— start of Extracted entries —

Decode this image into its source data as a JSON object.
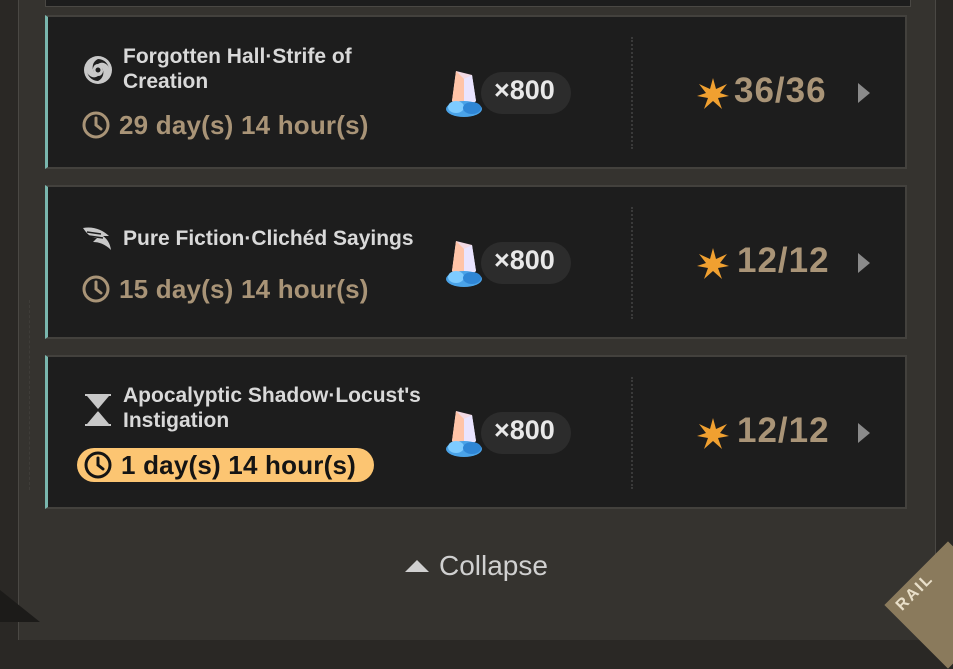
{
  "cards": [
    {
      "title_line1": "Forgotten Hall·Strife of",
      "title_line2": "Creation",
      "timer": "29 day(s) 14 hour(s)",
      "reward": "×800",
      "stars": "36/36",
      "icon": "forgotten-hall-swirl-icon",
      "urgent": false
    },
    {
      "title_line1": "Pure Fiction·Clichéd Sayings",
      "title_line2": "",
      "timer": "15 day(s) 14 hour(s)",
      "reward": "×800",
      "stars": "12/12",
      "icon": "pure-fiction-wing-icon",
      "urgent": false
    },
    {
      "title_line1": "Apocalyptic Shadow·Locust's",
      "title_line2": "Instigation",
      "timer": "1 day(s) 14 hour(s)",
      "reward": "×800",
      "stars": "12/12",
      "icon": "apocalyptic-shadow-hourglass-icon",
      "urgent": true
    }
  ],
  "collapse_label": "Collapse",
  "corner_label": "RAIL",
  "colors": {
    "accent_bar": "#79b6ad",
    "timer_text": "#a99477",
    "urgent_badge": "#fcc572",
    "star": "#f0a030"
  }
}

— end of Extracted entries —
— start of Extracted entries —

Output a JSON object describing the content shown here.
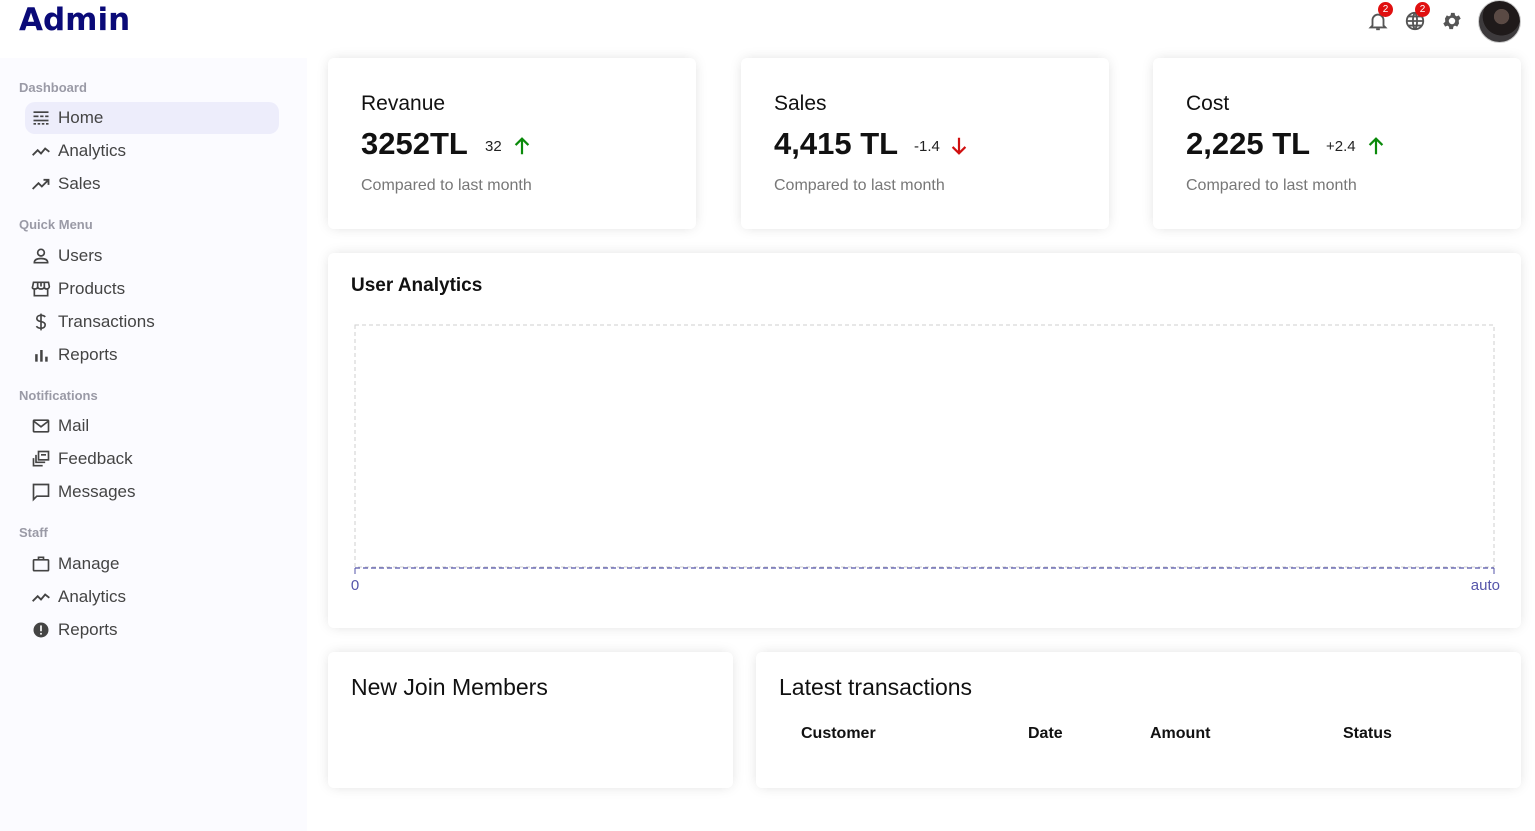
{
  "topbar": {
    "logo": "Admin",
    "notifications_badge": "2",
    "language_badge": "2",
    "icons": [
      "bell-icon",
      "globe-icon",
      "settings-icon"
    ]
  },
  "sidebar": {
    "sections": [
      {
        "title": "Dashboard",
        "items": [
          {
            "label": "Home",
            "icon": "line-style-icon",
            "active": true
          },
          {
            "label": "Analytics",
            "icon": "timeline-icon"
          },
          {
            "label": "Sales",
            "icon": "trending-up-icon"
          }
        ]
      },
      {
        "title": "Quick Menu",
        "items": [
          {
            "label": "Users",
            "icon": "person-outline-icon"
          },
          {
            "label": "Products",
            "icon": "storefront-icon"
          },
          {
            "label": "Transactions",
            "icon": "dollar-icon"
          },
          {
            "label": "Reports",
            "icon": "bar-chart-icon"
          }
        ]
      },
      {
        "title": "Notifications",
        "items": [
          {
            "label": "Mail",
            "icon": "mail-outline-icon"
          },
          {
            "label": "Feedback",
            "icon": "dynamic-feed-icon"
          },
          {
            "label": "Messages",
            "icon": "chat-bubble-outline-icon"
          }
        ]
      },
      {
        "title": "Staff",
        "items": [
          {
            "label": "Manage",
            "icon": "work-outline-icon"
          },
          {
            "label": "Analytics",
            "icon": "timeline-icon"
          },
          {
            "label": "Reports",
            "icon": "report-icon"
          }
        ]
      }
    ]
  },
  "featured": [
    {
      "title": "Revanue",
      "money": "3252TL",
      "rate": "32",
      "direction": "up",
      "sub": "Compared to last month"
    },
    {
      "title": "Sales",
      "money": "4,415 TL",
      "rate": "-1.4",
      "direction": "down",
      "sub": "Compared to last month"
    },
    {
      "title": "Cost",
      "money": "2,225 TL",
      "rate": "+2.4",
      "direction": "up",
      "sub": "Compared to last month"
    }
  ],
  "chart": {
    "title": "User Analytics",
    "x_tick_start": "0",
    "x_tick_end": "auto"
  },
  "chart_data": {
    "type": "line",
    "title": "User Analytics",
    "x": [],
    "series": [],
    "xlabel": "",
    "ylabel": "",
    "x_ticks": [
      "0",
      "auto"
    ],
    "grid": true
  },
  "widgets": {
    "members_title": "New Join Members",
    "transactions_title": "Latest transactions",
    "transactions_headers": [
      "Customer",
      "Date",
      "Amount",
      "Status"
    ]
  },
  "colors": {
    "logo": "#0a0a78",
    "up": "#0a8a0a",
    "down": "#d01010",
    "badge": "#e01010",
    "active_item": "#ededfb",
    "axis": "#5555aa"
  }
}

— end of Extracted entries —

■ **What is asked**: Go through the data above and find the lines with the word "money". Copy each of those lines.

■ **Correct response**:
      "money": "3252TL",
      "money": "4,415 TL",
      "money": "2,225 TL",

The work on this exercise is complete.